▼

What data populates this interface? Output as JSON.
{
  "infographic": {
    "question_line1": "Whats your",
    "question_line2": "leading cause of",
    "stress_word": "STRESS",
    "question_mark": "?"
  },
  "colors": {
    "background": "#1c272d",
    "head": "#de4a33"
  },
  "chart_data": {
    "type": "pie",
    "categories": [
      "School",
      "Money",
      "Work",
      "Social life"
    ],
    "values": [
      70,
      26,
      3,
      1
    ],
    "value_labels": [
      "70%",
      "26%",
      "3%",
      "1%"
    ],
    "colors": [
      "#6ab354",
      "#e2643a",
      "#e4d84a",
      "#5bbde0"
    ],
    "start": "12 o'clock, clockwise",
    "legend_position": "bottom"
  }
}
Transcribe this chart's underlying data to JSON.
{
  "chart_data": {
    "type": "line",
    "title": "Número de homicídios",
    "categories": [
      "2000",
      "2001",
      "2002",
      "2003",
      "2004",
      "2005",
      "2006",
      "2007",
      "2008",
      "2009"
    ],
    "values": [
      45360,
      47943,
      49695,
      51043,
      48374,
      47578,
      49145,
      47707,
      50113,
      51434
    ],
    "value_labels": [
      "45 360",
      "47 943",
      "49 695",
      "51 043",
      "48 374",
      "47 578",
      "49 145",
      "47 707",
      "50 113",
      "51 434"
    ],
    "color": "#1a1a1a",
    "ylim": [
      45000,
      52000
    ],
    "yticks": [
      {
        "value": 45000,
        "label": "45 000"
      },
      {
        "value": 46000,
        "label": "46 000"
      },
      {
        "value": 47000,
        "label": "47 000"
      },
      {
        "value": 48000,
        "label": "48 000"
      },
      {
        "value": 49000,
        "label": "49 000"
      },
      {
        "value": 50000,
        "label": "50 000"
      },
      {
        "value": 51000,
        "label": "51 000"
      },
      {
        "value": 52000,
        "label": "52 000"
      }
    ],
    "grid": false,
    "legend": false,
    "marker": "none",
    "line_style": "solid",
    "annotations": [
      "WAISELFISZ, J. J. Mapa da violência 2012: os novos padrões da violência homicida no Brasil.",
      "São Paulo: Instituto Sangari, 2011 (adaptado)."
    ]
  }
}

▲
▼

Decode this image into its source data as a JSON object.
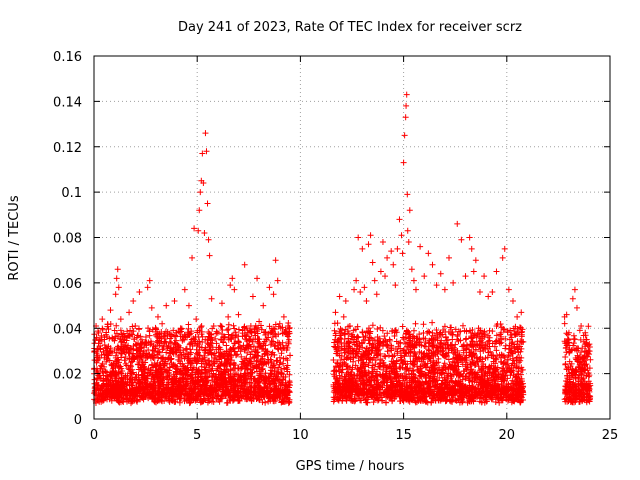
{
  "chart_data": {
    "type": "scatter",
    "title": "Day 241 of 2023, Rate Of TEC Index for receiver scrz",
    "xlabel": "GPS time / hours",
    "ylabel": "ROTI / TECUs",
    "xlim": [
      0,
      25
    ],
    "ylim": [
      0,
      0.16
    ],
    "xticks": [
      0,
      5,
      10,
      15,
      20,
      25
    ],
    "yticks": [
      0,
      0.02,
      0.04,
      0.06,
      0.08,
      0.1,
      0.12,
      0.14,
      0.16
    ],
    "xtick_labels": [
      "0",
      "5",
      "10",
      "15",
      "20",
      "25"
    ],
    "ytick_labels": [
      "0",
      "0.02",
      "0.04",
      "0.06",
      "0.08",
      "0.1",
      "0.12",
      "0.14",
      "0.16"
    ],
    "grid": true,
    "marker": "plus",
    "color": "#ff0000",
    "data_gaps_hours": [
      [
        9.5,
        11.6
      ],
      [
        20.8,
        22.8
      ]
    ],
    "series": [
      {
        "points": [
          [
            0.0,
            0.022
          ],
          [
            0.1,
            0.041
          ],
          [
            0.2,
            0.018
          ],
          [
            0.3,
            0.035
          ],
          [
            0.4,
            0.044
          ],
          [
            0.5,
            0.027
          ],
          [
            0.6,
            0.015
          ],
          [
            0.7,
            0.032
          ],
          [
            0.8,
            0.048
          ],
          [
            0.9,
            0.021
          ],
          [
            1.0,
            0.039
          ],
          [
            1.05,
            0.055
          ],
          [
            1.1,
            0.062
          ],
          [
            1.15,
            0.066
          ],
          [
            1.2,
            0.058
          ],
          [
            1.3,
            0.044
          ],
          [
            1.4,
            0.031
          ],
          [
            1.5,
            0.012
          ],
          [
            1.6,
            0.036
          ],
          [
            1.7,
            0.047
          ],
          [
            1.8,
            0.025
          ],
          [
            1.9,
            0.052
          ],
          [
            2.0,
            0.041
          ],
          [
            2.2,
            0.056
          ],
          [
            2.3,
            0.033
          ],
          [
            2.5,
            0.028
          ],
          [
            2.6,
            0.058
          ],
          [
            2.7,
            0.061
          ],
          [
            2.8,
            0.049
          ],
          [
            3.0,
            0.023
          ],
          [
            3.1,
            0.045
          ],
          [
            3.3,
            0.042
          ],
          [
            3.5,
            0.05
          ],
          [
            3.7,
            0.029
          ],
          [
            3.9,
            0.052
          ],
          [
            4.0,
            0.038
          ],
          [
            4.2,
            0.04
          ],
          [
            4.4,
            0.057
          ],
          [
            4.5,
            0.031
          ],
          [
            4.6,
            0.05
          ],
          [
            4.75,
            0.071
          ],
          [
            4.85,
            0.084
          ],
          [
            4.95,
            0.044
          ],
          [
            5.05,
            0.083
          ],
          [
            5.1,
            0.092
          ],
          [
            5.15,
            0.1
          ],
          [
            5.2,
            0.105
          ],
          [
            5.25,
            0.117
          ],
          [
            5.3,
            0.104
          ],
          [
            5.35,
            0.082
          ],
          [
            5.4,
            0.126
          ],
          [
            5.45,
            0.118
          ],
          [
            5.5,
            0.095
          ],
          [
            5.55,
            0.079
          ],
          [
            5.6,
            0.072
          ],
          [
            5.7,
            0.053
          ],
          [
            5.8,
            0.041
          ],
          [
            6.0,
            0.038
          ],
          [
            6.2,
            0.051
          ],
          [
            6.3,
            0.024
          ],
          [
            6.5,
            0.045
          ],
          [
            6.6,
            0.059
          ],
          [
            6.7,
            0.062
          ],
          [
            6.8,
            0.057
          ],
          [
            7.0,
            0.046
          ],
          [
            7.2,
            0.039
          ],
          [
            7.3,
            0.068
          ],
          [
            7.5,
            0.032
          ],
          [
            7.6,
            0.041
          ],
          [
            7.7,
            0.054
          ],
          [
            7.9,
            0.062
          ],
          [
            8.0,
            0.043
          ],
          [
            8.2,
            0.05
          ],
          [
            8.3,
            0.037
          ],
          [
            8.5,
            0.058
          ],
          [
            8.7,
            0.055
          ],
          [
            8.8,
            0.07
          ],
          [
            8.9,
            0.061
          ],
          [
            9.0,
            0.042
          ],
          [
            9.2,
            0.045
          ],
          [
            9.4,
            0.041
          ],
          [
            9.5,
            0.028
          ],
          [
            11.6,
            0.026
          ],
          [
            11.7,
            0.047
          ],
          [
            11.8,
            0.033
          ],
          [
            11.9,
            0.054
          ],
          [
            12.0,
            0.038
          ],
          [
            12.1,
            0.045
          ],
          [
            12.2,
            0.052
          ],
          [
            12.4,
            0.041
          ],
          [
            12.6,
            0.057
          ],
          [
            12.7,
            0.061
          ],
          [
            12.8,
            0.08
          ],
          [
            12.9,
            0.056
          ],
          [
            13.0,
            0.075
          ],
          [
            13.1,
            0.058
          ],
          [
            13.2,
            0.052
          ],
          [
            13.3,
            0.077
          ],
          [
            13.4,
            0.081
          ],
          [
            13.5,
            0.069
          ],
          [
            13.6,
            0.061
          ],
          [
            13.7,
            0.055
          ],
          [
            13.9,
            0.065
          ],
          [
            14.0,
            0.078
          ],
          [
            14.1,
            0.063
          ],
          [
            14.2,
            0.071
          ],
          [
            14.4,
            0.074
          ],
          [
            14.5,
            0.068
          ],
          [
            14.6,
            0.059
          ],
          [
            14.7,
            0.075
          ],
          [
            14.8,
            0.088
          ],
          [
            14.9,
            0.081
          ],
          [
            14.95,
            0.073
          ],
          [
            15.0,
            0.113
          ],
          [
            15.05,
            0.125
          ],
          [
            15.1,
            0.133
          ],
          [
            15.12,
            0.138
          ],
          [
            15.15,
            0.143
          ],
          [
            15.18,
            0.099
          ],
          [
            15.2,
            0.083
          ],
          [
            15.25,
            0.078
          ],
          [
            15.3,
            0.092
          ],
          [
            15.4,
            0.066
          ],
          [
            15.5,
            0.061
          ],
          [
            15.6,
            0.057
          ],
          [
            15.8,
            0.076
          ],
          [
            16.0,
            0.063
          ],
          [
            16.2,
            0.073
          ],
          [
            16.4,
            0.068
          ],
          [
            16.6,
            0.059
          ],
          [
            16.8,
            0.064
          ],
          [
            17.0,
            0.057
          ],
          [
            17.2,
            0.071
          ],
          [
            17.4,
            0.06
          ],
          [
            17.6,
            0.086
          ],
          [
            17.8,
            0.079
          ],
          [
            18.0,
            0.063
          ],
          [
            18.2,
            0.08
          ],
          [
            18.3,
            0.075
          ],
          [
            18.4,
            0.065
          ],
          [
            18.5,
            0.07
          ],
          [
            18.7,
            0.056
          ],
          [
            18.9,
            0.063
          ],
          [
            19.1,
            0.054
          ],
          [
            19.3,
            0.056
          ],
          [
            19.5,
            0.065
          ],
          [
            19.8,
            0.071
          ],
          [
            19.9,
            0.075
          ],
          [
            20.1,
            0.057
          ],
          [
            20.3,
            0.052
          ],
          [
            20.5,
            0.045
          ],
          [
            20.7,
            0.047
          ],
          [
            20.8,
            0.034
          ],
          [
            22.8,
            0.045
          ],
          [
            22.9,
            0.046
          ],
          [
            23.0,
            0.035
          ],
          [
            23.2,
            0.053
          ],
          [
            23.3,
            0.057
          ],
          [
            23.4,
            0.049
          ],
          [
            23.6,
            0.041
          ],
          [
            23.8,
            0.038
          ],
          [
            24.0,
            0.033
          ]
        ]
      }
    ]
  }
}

▲

*DIRECTIVE:* Using the listing above, gather each line that holds the string "title" and copy it.

*ANSWER:*
    "title": "Número de homicídios",
    "title": "Day 241 of 2023, Rate Of TEC Index for receiver scrz",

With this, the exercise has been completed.